***** Excerpted records

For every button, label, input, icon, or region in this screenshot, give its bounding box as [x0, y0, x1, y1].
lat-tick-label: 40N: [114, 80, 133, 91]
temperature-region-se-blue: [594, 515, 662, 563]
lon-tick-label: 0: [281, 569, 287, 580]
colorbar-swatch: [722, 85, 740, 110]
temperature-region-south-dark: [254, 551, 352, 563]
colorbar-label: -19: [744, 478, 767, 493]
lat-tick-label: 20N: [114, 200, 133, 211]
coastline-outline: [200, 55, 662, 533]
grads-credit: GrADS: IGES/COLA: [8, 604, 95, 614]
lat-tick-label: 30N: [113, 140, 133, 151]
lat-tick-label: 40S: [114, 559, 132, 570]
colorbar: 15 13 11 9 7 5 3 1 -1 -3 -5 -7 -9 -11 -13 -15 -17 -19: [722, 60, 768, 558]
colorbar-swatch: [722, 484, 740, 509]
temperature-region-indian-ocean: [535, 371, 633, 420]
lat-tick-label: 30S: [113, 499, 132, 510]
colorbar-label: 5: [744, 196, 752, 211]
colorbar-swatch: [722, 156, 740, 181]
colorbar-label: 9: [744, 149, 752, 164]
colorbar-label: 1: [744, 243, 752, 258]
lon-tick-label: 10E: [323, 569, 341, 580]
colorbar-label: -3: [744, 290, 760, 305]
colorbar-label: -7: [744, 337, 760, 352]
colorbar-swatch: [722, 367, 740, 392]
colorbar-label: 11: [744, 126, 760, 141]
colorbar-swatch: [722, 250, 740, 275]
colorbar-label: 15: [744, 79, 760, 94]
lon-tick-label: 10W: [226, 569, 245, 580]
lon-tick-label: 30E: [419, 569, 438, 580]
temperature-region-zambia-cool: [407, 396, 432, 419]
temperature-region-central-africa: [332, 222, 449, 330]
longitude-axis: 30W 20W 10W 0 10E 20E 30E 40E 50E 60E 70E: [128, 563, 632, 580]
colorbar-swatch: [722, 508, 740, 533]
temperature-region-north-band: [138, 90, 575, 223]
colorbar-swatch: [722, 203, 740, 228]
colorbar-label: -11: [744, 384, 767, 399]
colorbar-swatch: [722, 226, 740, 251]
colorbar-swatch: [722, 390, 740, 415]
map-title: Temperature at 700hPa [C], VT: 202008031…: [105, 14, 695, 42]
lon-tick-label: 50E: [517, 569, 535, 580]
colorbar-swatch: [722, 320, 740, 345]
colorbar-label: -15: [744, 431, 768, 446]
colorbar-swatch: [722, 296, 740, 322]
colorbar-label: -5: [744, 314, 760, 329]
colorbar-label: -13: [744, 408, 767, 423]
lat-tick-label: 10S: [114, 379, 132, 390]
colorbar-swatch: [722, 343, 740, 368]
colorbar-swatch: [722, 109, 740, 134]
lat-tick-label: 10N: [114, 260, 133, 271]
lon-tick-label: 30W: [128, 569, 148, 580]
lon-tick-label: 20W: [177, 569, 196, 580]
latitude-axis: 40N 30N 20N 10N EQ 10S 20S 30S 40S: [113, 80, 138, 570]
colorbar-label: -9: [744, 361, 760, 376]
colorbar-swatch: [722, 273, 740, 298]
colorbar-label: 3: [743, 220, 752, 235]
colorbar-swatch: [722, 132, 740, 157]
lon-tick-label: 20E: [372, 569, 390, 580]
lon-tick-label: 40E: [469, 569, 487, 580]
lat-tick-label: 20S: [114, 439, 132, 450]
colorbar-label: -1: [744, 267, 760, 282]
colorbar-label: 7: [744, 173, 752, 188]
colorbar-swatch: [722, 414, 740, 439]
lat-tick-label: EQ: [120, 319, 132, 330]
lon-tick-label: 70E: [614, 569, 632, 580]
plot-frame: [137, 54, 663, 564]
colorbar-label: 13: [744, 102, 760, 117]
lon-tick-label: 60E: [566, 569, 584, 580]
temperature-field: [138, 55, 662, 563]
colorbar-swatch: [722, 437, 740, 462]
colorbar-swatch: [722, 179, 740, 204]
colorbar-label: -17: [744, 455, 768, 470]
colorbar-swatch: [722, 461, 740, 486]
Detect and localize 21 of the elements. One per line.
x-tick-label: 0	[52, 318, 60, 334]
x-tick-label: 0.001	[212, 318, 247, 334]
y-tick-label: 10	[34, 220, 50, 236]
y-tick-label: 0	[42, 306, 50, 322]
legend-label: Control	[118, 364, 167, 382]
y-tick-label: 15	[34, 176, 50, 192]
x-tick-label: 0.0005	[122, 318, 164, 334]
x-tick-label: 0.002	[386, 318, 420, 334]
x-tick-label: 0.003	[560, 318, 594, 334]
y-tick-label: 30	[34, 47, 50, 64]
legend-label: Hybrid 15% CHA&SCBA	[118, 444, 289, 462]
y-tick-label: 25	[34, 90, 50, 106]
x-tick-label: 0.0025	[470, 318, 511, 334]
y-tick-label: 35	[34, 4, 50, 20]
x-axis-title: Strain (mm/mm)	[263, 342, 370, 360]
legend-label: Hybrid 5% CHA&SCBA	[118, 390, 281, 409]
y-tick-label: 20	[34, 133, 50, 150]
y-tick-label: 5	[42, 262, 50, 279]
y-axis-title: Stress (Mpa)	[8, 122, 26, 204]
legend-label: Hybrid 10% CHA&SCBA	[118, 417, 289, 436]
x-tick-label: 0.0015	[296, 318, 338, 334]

**********

- Given instruction: Convert the rows above into a Markdown table with two columns, Number and Entry, giving each row's number and its full line, and omit any blank lines.

- Correct answer:
| Number | Entry |
|---|---|
| 1 | For every button, label, input, icon, or region in this screenshot, give its bounding box as [x0, y0, x1, y1]. |
| 2 | lat-tick-label: 40N: [114, 80, 133, 91] |
| 3 | temperature-region-se-blue: [594, 515, 662, 563] |
| 4 | lon-tick-label: 0: [281, 569, 287, 580] |
| 5 | colorbar-swatch: [722, 85, 740, 110] |
| 6 | temperature-region-south-dark: [254, 551, 352, 563] |
| 7 | colorbar-label: -19: [744, 478, 767, 493] |
| 8 | lat-tick-label: 20N: [114, 200, 133, 211] |
| 9 | coastline-outline: [200, 55, 662, 533] |
| 10 | grads-credit: GrADS: IGES/COLA: [8, 604, 95, 614] |
| 11 | lat-tick-label: 30N: [113, 140, 133, 151] |
| 12 | lat-tick-label: 40S: [114, 559, 132, 570] |
| 13 | colorbar: 15 13 11 9 7 5 3 1 -1 -3 -5 -7 -9 -11 -13 -15 -17 -19: [722, 60, 768, 558] |
| 14 | colorbar-swatch: [722, 484, 740, 509] |
| 15 | temperature-region-indian-ocean: [535, 371, 633, 420] |
| 16 | lat-tick-label: 30S: [113, 499, 132, 510] |
| 17 | colorbar-label: 5: [744, 196, 752, 211] |
| 18 | colorbar-swatch: [722, 156, 740, 181] |
| 19 | colorbar-label: 9: [744, 149, 752, 164] |
| 20 | colorbar-label: 1: [744, 243, 752, 258] |
| 21 | lon-tick-label: 10E: [323, 569, 341, 580] |
| 22 | colorbar-label: -3: [744, 290, 760, 305] |
| 23 | colorbar-label: -7: [744, 337, 760, 352] |
| 24 | colorbar-swatch: [722, 367, 740, 392] |
| 25 | colorbar-label: 11: [744, 126, 760, 141] |
| 26 | colorbar-swatch: [722, 250, 740, 275] |
| 27 | colorbar-label: 15: [744, 79, 760, 94] |
| 28 | lon-tick-label: 10W: [226, 569, 245, 580] |
| 29 | lon-tick-label: 30E: [419, 569, 438, 580] |
| 30 | temperature-region-zambia-cool: [407, 396, 432, 419] |
| 31 | temperature-region-central-africa: [332, 222, 449, 330] |
| 32 | longitude-axis: 30W 20W 10W 0 10E 20E 30E 40E 50E 60E 70E: [128, 563, 632, 580] |
| 33 | colorbar-swatch: [722, 508, 740, 533] |
| 34 | temperature-region-north-band: [138, 90, 575, 223] |
| 35 | colorbar-swatch: [722, 203, 740, 228] |
| 36 | colorbar-label: -11: [744, 384, 767, 399] |
| 37 | colorbar-swatch: [722, 226, 740, 251] |
| 38 | colorbar-swatch: [722, 390, 740, 415] |
| 39 | map-title: Temperature at 700hPa [C], VT: 202008031…: [105, 14, 695, 42] |
| 40 | lon-tick-label: 50E: [517, 569, 535, 580] |
| 41 | colorbar-swatch: [722, 320, 740, 345] |
| 42 | colorbar-label: -15: [744, 431, 768, 446] |
| 43 | colorbar-swatch: [722, 296, 740, 322] |
| 44 | colorbar-label: -5: [744, 314, 760, 329] |
| 45 | colorbar-label: -13: [744, 408, 767, 423] |
| 46 | lat-tick-label: 10S: [114, 379, 132, 390] |
| 47 | colorbar-swatch: [722, 343, 740, 368] |
| 48 | colorbar-swatch: [722, 109, 740, 134] |
| 49 | lat-tick-label: 10N: [114, 260, 133, 271] |
| 50 | lon-tick-label: 30W: [128, 569, 148, 580] |
| 51 | lon-tick-label: 20W: [177, 569, 196, 580] |
| 52 | latitude-axis: 40N 30N 20N 10N EQ 10S 20S 30S 40S: [113, 80, 138, 570] |
| 53 | colorbar-label: -9: [744, 361, 760, 376] |
| 54 | colorbar-swatch: [722, 273, 740, 298] |
| 55 | colorbar-label: 3: [743, 220, 752, 235] |
| 56 | colorbar-swatch: [722, 132, 740, 157] |
| 57 | lon-tick-label: 20E: [372, 569, 390, 580] |
| 58 | lon-tick-label: 40E: [469, 569, 487, 580] |
| 59 | lat-tick-label: 20S: [114, 439, 132, 450] |
| 60 | colorbar-label: -1: [744, 267, 760, 282] |
| 61 | colorbar-label: 7: [744, 173, 752, 188] |
| 62 | colorbar-swatch: [722, 414, 740, 439] |
| 63 | lat-tick-label: EQ: [120, 319, 132, 330] |
| 64 | lon-tick-label: 70E: [614, 569, 632, 580] |
| 65 | plot-frame: [137, 54, 663, 564] |
| 66 | colorbar-label: 13: [744, 102, 760, 117] |
| 67 | lon-tick-label: 60E: [566, 569, 584, 580] |
| 68 | temperature-field: [138, 55, 662, 563] |
| 69 | colorbar-swatch: [722, 437, 740, 462] |
| 70 | colorbar-swatch: [722, 179, 740, 204] |
| 71 | colorbar-label: -17: [744, 455, 768, 470] |
| 72 | colorbar-swatch: [722, 461, 740, 486] |
| 73 | Detect and localize 21 of the elements. One per line. |
| 74 | x-tick-label: 0	[52, 318, 60, 334] |
| 75 | x-tick-label: 0.001	[212, 318, 247, 334] |
| 76 | y-tick-label: 10	[34, 220, 50, 236] |
| 77 | y-tick-label: 0	[42, 306, 50, 322] |
| 78 | legend-label: Control	[118, 364, 167, 382] |
| 79 | y-tick-label: 15	[34, 176, 50, 192] |
| 80 | x-tick-label: 0.0005	[122, 318, 164, 334] |
| 81 | x-tick-label: 0.002	[386, 318, 420, 334] |
| 82 | x-tick-label: 0.003	[560, 318, 594, 334] |
| 83 | y-tick-label: 30	[34, 47, 50, 64] |
| 84 | legend-label: Hybrid 15% CHA&SCBA	[118, 444, 289, 462] |
| 85 | y-tick-label: 25	[34, 90, 50, 106] |
| 86 | x-tick-label: 0.0025	[470, 318, 511, 334] |
| 87 | y-tick-label: 35	[34, 4, 50, 20] |
| 88 | x-axis-title: Strain (mm/mm)	[263, 342, 370, 360] |
| 89 | legend-label: Hybrid 5% CHA&SCBA	[118, 390, 281, 409] |
| 90 | y-tick-label: 20	[34, 133, 50, 150] |
| 91 | y-tick-label: 5	[42, 262, 50, 279] |
| 92 | y-axis-title: Stress (Mpa)	[8, 122, 26, 204] |
| 93 | legend-label: Hybrid 10% CHA&SCBA	[118, 417, 289, 436] |
| 94 | x-tick-label: 0.0015	[296, 318, 338, 334] |